◆ **Text shown**
Popular Science Monthly/Volume 5/August 1874/Distances of the Stars
|DISTANCES OF THE STARS.|
By CAMILLE FLAMMARION.
TRANSLATED FROM THE FRENCH OF LA NATURE, BY J. FITZGERALD, A. M.
SINCE the beginning of this century, our idea of the universe has undergone a complete metamorphosis, though but few persons appear to recognize this fact. Less than a century ago, the savants who admitted the earth's motion (some still rejected it) pictured to themselves the system of the universe as being bounded by the frontier of Saturn's orbit, at a distance from the central sun equal to 109,000 times the diameter of the earth, or about 860,000,000 miles. The stars were fixed, spherically distributed, at a distance but a little greater than that of Saturn. Beyond this limit a vacant space was supposed to surround the universe. The discovery of Uranus, in 1785, did away at once with this belt, consisting of Saturn's orbit, and the frontier of solar domination was pushed out to a distance of 1,900,000,000 miles from the centre of the system, that is to say, beyond the space which was vaguely supposed to be occupied by the stars. The discovery of Neptune, in 1846, again removed these limits to a distance that would have appalled our fathers; the orbit described by this planet being 2,862,000,000 miles from the sun.

◆ **Jobs**
**A.** Transcribe the part of the article on star distances starting at "Popular Science Monthly/Volume" and ending at "FITZGERALD, A. M.".
**B.** List every distance that the article on star distances gives in miles.
**C.** According to the article on star distances, in what year was Neptune discovered?

[Records showing where elements appear]
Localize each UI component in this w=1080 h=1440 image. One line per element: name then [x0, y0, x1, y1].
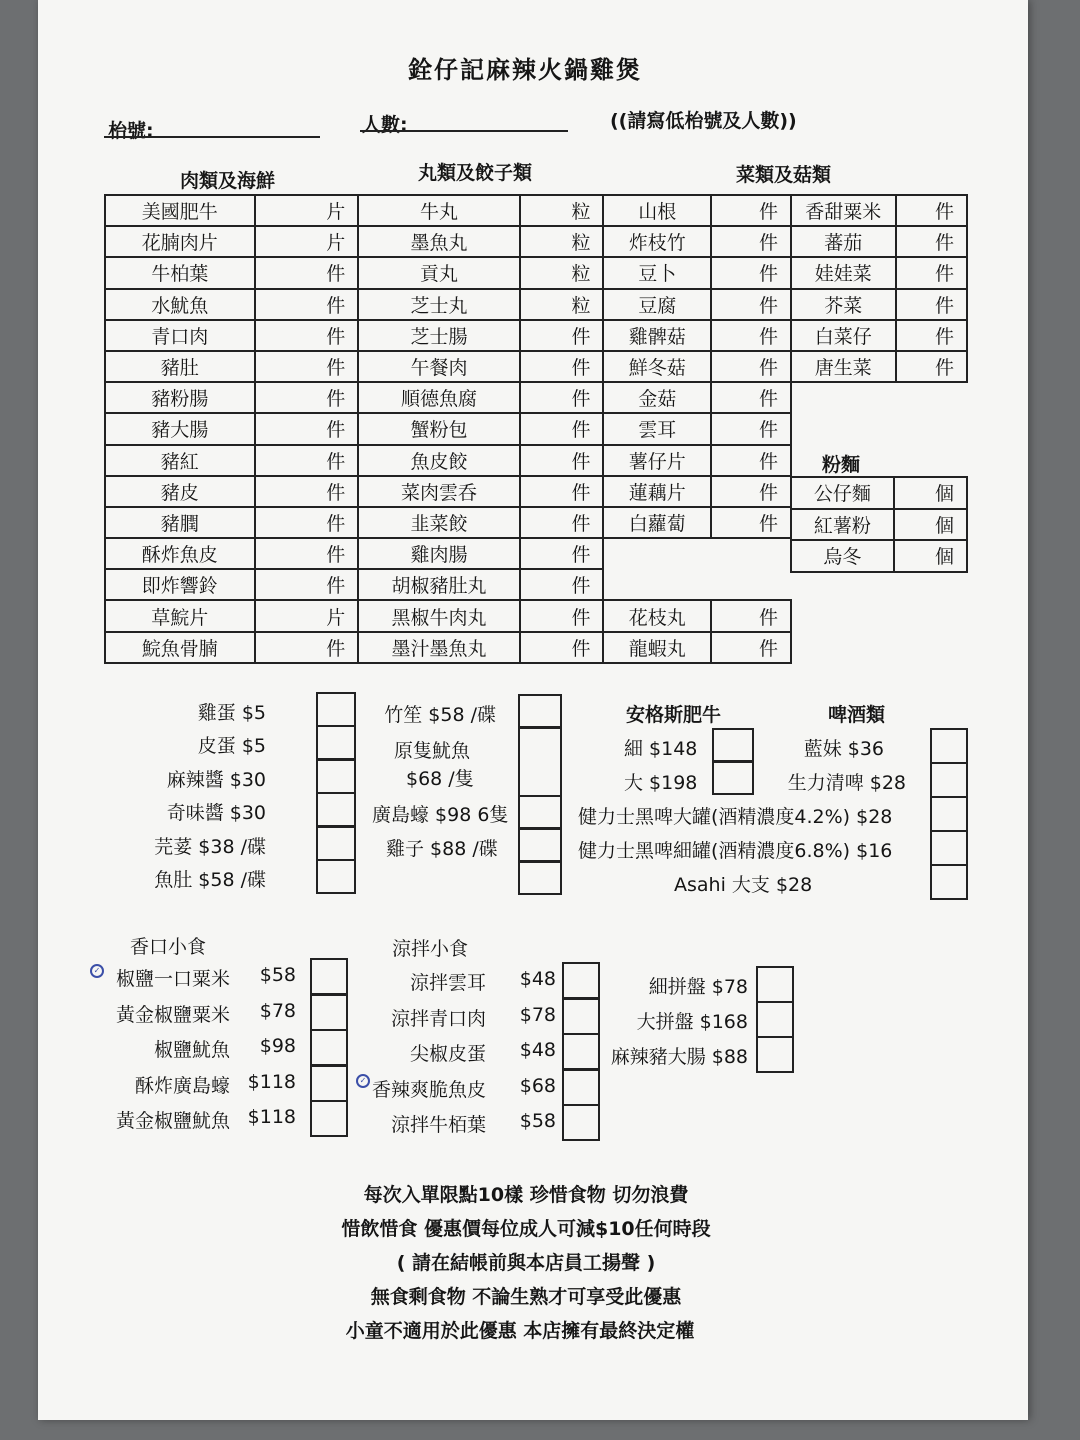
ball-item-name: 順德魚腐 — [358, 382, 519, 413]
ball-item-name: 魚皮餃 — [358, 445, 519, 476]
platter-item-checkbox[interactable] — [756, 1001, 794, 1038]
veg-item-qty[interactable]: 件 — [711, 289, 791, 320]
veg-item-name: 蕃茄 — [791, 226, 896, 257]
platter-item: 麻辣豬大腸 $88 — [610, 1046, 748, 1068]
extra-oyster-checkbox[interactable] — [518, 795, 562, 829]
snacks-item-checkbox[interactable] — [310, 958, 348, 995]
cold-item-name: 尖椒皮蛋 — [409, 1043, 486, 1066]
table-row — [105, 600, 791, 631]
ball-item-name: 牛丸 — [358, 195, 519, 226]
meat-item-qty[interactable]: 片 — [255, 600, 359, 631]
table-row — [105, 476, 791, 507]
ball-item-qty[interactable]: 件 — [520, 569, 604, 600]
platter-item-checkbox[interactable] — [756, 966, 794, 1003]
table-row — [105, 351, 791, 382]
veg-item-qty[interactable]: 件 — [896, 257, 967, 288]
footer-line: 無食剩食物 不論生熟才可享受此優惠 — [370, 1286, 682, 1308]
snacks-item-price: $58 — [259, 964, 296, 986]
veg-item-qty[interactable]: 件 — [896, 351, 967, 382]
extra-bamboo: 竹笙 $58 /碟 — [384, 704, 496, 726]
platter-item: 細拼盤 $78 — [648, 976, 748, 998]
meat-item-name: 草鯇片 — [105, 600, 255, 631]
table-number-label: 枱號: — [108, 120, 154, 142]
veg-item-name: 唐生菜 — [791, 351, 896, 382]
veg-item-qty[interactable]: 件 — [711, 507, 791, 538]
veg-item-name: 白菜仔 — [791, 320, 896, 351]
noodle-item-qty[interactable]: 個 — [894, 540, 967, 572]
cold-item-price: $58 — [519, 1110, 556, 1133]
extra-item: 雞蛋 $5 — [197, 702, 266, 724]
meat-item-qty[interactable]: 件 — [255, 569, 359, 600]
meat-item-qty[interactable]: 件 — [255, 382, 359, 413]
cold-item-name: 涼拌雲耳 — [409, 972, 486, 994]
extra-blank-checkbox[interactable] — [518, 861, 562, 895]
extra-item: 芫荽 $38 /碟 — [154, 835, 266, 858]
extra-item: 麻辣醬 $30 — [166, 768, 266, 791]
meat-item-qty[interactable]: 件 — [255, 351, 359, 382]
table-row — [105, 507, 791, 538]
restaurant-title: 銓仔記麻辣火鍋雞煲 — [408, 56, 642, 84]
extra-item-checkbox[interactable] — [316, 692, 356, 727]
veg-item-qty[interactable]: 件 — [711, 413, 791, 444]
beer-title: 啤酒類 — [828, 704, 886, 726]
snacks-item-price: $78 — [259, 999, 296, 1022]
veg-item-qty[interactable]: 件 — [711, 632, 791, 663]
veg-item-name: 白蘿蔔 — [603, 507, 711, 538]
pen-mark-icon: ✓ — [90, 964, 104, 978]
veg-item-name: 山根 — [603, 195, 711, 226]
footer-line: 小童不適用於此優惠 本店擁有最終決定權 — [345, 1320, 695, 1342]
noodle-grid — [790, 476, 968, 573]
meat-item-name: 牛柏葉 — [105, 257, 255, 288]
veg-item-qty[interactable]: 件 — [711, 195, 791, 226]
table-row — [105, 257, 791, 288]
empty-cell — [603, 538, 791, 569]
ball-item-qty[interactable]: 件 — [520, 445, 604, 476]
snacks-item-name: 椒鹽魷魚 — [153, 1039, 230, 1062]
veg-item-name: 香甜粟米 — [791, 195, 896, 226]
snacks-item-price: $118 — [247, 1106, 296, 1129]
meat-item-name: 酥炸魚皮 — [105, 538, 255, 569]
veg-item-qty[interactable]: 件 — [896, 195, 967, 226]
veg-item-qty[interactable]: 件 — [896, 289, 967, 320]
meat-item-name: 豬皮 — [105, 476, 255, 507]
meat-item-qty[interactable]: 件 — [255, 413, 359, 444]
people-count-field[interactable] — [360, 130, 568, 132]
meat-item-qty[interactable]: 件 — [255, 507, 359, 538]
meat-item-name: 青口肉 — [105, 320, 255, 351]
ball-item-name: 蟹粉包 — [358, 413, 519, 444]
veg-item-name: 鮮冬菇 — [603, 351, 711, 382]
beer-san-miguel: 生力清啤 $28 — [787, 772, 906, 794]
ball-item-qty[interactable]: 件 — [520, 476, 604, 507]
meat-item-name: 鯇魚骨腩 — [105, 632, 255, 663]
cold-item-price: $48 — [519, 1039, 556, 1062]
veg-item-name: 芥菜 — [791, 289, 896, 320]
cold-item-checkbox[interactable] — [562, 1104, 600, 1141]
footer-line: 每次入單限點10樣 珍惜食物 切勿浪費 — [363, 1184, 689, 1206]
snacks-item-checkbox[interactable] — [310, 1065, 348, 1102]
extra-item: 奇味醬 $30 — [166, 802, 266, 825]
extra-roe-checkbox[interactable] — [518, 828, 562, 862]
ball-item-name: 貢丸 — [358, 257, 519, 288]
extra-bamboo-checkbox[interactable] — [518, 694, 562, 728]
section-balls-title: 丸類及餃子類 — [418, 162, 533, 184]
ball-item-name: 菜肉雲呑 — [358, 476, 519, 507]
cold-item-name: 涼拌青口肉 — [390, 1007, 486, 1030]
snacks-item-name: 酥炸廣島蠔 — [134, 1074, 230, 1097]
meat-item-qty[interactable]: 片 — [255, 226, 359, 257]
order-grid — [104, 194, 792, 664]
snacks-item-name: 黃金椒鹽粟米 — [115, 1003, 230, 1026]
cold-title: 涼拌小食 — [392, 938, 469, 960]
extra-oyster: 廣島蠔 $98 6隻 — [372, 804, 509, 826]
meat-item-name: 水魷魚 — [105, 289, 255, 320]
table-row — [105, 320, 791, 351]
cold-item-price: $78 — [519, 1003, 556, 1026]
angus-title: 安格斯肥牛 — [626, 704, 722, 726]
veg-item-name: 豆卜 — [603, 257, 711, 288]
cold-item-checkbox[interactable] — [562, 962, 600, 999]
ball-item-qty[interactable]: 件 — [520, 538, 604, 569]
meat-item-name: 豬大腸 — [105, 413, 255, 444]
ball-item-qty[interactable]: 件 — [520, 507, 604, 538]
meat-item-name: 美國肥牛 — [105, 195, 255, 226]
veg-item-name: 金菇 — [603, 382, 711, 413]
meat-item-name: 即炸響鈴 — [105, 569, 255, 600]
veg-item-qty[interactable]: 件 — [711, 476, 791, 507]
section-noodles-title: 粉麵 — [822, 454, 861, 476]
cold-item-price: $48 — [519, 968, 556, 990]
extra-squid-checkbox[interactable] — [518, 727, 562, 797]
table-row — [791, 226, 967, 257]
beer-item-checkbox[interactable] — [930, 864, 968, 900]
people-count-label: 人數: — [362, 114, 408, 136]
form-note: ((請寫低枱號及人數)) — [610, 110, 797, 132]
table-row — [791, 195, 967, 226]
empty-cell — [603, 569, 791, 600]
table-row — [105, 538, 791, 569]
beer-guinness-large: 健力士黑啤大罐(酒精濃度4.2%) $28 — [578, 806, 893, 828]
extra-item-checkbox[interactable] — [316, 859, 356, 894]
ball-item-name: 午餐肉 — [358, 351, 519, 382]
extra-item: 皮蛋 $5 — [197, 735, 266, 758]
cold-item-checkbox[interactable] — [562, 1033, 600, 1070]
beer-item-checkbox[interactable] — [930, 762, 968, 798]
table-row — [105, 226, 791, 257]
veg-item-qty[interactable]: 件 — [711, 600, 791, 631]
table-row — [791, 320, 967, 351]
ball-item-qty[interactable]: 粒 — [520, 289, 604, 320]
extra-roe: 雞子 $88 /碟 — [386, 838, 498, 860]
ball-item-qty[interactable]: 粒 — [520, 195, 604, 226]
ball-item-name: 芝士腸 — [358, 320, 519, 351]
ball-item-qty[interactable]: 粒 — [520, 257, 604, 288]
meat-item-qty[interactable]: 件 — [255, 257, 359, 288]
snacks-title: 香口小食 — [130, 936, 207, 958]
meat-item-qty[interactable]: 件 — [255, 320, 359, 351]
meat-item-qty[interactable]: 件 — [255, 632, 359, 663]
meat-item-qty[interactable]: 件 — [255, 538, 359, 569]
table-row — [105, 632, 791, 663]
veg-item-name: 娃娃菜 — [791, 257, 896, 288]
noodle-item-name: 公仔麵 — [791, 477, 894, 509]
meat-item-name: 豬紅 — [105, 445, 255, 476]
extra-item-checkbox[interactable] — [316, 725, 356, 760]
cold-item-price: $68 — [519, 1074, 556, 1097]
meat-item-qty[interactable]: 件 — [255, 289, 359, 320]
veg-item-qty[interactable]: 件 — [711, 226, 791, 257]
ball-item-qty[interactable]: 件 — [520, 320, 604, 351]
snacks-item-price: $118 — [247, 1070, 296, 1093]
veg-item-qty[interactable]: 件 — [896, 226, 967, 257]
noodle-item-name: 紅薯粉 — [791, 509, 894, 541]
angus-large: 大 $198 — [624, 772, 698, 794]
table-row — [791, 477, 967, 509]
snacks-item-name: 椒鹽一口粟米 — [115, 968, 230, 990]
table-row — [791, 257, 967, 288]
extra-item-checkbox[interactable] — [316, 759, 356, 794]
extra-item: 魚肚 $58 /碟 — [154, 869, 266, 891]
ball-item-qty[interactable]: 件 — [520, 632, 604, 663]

◆ **Expected results**
**A.**
Popular Science Monthly/Volume 5/August 1874/Distances of the Stars
|DISTANCES OF THE STARS.|
By CAMILLE FLAMMARION.
TRANSLATED FROM THE FRENCH OF LA NATURE, BY J. FITZGERALD, A. M.

**B.**
- about 860,000,000 miles
- 1,900,000,000 miles
- 2,862,000,000 miles

**C.** 1846